Exercise goal >>
Check the listing below for lines that hold "science". How many are there? Please give only the number.

Figure content listings:
------------------------------------
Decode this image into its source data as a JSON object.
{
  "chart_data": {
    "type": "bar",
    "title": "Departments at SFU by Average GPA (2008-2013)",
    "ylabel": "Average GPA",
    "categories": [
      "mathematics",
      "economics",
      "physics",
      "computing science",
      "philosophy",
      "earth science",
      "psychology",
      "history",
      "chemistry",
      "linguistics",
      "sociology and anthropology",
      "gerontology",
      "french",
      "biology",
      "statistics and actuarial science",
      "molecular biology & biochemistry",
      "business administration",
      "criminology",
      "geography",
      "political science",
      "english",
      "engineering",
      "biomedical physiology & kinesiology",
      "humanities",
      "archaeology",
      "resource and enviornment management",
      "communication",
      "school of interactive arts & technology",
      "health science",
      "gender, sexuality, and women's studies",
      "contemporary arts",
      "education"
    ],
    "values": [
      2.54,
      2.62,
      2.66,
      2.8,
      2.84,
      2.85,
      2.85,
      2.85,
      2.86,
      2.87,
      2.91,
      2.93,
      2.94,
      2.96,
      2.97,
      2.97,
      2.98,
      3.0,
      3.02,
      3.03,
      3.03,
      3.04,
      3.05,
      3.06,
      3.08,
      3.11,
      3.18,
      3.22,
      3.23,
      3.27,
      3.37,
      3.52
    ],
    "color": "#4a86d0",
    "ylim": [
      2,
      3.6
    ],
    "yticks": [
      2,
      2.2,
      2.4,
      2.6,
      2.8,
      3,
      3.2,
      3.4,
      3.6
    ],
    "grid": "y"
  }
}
------------------------------------
Result of the exercise >>
5